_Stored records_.
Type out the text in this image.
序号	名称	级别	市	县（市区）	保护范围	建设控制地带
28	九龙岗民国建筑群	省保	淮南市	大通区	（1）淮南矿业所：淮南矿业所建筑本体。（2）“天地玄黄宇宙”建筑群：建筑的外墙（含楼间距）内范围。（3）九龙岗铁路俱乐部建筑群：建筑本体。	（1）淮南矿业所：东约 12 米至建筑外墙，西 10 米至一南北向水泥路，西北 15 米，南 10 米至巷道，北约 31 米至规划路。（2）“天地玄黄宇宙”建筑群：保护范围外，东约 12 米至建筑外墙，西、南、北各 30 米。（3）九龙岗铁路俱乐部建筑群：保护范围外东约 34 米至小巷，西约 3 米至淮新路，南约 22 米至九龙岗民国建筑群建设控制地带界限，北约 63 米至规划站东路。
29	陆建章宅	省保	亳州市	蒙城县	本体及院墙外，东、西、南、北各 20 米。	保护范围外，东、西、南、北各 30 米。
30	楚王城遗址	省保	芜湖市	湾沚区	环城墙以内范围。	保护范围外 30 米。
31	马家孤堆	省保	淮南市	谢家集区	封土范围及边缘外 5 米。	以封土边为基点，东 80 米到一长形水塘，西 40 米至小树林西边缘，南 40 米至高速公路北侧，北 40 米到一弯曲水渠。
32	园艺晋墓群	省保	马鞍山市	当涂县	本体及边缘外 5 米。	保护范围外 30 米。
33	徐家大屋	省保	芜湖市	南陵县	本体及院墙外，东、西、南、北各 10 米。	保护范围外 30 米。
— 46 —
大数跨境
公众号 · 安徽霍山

_EXERCISE_. Copy each record from above exactly, and include every line.

_FULL ANSWER_.
Type out the text in this image.
序号	名称	级别	市	县（市区）	保护范围	建设控制地带
28	九龙岗民国建筑群	省保	淮南市	大通区	（1）淮南矿业所：淮南矿业所建筑本体。（2）“天地玄黄宇宙”建筑群：建筑的外墙（含楼间距）内范围。（3）九龙岗铁路俱乐部建筑群：建筑本体。	（1）淮南矿业所：东约 12 米至建筑外墙，西 10 米至一南北向水泥路，西北 15 米，南 10 米至巷道，北约 31 米至规划路。（2）“天地玄黄宇宙”建筑群：保护范围外，东约 12 米至建筑外墙，西、南、北各 30 米。（3）九龙岗铁路俱乐部建筑群：保护范围外东约 34 米至小巷，西约 3 米至淮新路，南约 22 米至九龙岗民国建筑群建设控制地带界限，北约 63 米至规划站东路。
29	陆建章宅	省保	亳州市	蒙城县	本体及院墙外，东、西、南、北各 20 米。	保护范围外，东、西、南、北各 30 米。
30	楚王城遗址	省保	芜湖市	湾沚区	环城墙以内范围。	保护范围外 30 米。
31	马家孤堆	省保	淮南市	谢家集区	封土范围及边缘外 5 米。	以封土边为基点，东 80 米到一长形水塘，西 40 米至小树林西边缘，南 40 米至高速公路北侧，北 40 米到一弯曲水渠。
32	园艺晋墓群	省保	马鞍山市	当涂县	本体及边缘外 5 米。	保护范围外 30 米。
33	徐家大屋	省保	芜湖市	南陵县	本体及院墙外，东、西、南、北各 10 米。	保护范围外 30 米。
— 46 —
大数跨境
公众号 · 安徽霍山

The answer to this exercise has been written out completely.